--- START INPUT FOR THIS TASK ---
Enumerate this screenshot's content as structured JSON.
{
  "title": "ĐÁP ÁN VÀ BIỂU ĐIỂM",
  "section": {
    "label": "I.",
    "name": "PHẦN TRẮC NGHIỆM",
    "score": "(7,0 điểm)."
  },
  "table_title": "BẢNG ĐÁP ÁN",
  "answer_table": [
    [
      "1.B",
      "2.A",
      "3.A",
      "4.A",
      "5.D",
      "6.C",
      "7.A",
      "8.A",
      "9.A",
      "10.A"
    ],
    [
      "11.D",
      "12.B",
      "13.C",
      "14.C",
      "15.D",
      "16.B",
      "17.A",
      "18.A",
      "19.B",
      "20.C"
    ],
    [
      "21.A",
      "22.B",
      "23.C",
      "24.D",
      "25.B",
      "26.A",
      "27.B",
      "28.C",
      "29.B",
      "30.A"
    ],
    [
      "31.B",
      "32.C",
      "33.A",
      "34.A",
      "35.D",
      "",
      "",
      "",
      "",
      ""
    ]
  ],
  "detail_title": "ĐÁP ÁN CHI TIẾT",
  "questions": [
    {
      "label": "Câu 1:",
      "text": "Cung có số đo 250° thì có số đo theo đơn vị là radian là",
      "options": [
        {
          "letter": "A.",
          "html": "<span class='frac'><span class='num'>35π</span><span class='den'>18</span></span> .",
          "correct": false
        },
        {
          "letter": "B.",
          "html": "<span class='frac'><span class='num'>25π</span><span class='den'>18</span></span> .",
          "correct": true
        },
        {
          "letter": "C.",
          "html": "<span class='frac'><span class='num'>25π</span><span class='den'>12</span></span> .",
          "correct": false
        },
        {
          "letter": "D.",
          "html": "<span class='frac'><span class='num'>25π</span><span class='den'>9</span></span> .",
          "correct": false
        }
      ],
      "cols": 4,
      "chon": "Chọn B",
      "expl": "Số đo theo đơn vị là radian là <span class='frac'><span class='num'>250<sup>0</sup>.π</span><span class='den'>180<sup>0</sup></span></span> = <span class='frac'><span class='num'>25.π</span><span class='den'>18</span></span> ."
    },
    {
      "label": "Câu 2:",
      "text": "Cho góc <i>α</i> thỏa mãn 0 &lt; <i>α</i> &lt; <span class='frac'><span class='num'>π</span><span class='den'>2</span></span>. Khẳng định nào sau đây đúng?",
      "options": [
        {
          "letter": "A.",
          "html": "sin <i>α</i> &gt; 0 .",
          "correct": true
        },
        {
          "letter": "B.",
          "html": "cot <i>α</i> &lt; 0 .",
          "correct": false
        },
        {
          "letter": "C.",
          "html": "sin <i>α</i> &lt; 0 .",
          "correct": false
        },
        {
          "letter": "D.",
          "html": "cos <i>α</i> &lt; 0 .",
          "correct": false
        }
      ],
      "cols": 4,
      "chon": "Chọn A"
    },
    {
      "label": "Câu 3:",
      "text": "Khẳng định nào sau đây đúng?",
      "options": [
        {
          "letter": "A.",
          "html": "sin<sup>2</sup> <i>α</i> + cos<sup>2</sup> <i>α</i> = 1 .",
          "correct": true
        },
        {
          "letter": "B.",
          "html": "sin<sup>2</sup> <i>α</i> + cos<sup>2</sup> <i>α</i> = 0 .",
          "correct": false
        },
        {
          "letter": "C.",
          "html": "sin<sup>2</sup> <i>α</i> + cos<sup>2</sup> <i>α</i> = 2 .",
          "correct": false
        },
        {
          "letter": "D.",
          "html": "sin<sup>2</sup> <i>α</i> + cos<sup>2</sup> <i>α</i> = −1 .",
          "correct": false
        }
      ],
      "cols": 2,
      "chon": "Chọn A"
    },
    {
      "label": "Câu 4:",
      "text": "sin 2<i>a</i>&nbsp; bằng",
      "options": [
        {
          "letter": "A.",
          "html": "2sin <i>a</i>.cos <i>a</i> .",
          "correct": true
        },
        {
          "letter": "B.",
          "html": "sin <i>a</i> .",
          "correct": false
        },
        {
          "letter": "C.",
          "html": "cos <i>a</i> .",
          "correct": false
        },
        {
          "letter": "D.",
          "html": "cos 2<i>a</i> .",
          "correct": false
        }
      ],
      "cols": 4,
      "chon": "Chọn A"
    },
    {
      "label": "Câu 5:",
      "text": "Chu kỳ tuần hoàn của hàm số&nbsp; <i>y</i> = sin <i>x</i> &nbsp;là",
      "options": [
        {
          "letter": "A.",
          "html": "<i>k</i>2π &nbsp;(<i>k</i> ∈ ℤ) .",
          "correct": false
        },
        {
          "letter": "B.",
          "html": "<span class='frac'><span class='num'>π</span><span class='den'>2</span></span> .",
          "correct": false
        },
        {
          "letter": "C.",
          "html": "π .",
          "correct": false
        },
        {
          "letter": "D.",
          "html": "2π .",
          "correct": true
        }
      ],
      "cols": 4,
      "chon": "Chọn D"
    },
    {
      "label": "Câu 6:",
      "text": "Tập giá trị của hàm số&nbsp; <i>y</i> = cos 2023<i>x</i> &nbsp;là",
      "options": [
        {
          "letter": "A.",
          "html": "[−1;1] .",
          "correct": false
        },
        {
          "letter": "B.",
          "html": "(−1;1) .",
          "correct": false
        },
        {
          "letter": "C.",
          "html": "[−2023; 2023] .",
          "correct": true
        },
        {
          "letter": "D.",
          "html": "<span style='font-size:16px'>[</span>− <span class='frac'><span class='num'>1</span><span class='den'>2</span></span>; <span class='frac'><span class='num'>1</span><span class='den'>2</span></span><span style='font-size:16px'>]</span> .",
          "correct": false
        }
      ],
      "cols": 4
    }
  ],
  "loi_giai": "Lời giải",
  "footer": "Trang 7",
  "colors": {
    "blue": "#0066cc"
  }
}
--- END INPUT FOR THIS TASK ---
• **WHAT YOU ARE ASKED TO DO**
Restate the data above word for word, please.

• **SOLUTION TO THE PROBLEM**
Enumerate this screenshot's content as structured JSON.
{
  "title": "ĐÁP ÁN VÀ BIỂU ĐIỂM",
  "section": {
    "label": "I.",
    "name": "PHẦN TRẮC NGHIỆM",
    "score": "(7,0 điểm)."
  },
  "table_title": "BẢNG ĐÁP ÁN",
  "answer_table": [
    [
      "1.B",
      "2.A",
      "3.A",
      "4.A",
      "5.D",
      "6.C",
      "7.A",
      "8.A",
      "9.A",
      "10.A"
    ],
    [
      "11.D",
      "12.B",
      "13.C",
      "14.C",
      "15.D",
      "16.B",
      "17.A",
      "18.A",
      "19.B",
      "20.C"
    ],
    [
      "21.A",
      "22.B",
      "23.C",
      "24.D",
      "25.B",
      "26.A",
      "27.B",
      "28.C",
      "29.B",
      "30.A"
    ],
    [
      "31.B",
      "32.C",
      "33.A",
      "34.A",
      "35.D",
      "",
      "",
      "",
      "",
      ""
    ]
  ],
  "detail_title": "ĐÁP ÁN CHI TIẾT",
  "questions": [
    {
      "label": "Câu 1:",
      "text": "Cung có số đo 250° thì có số đo theo đơn vị là radian là",
      "options": [
        {
          "letter": "A.",
          "html": "<span class='frac'><span class='num'>35π</span><span class='den'>18</span></span> .",
          "correct": false
        },
        {
          "letter": "B.",
          "html": "<span class='frac'><span class='num'>25π</span><span class='den'>18</span></span> .",
          "correct": true
        },
        {
          "letter": "C.",
          "html": "<span class='frac'><span class='num'>25π</span><span class='den'>12</span></span> .",
          "correct": false
        },
        {
          "letter": "D.",
          "html": "<span class='frac'><span class='num'>25π</span><span class='den'>9</span></span> .",
          "correct": false
        }
      ],
      "cols": 4,
      "chon": "Chọn B",
      "expl": "Số đo theo đơn vị là radian là <span class='frac'><span class='num'>250<sup>0</sup>.π</span><span class='den'>180<sup>0</sup></span></span> = <span class='frac'><span class='num'>25.π</span><span class='den'>18</span></span> ."
    },
    {
      "label": "Câu 2:",
      "text": "Cho góc <i>α</i> thỏa mãn 0 &lt; <i>α</i> &lt; <span class='frac'><span class='num'>π</span><span class='den'>2</span></span>. Khẳng định nào sau đây đúng?",
      "options": [
        {
          "letter": "A.",
          "html": "sin <i>α</i> &gt; 0 .",
          "correct": true
        },
        {
          "letter": "B.",
          "html": "cot <i>α</i> &lt; 0 .",
          "correct": false
        },
        {
          "letter": "C.",
          "html": "sin <i>α</i> &lt; 0 .",
          "correct": false
        },
        {
          "letter": "D.",
          "html": "cos <i>α</i> &lt; 0 .",
          "correct": false
        }
      ],
      "cols": 4,
      "chon": "Chọn A"
    },
    {
      "label": "Câu 3:",
      "text": "Khẳng định nào sau đây đúng?",
      "options": [
        {
          "letter": "A.",
          "html": "sin<sup>2</sup> <i>α</i> + cos<sup>2</sup> <i>α</i> = 1 .",
          "correct": true
        },
        {
          "letter": "B.",
          "html": "sin<sup>2</sup> <i>α</i> + cos<sup>2</sup> <i>α</i> = 0 .",
          "correct": false
        },
        {
          "letter": "C.",
          "html": "sin<sup>2</sup> <i>α</i> + cos<sup>2</sup> <i>α</i> = 2 .",
          "correct": false
        },
        {
          "letter": "D.",
          "html": "sin<sup>2</sup> <i>α</i> + cos<sup>2</sup> <i>α</i> = −1 .",
          "correct": false
        }
      ],
      "cols": 2,
      "chon": "Chọn A"
    },
    {
      "label": "Câu 4:",
      "text": "sin 2<i>a</i>&nbsp; bằng",
      "options": [
        {
          "letter": "A.",
          "html": "2sin <i>a</i>.cos <i>a</i> .",
          "correct": true
        },
        {
          "letter": "B.",
          "html": "sin <i>a</i> .",
          "correct": false
        },
        {
          "letter": "C.",
          "html": "cos <i>a</i> .",
          "correct": false
        },
        {
          "letter": "D.",
          "html": "cos 2<i>a</i> .",
          "correct": false
        }
      ],
      "cols": 4,
      "chon": "Chọn A"
    },
    {
      "label": "Câu 5:",
      "text": "Chu kỳ tuần hoàn của hàm số&nbsp; <i>y</i> = sin <i>x</i> &nbsp;là",
      "options": [
        {
          "letter": "A.",
          "html": "<i>k</i>2π &nbsp;(<i>k</i> ∈ ℤ) .",
          "correct": false
        },
        {
          "letter": "B.",
          "html": "<span class='frac'><span class='num'>π</span><span class='den'>2</span></span> .",
          "correct": false
        },
        {
          "letter": "C.",
          "html": "π .",
          "correct": false
        },
        {
          "letter": "D.",
          "html": "2π .",
          "correct": true
        }
      ],
      "cols": 4,
      "chon": "Chọn D"
    },
    {
      "label": "Câu 6:",
      "text": "Tập giá trị của hàm số&nbsp; <i>y</i> = cos 2023<i>x</i> &nbsp;là",
      "options": [
        {
          "letter": "A.",
          "html": "[−1;1] .",
          "correct": false
        },
        {
          "letter": "B.",
          "html": "(−1;1) .",
          "correct": false
        },
        {
          "letter": "C.",
          "html": "[−2023; 2023] .",
          "correct": true
        },
        {
          "letter": "D.",
          "html": "<span style='font-size:16px'>[</span>− <span class='frac'><span class='num'>1</span><span class='den'>2</span></span>; <span class='frac'><span class='num'>1</span><span class='den'>2</span></span><span style='font-size:16px'>]</span> .",
          "correct": false
        }
      ],
      "cols": 4
    }
  ],
  "loi_giai": "Lời giải",
  "footer": "Trang 7",
  "colors": {
    "blue": "#0066cc"
  }
}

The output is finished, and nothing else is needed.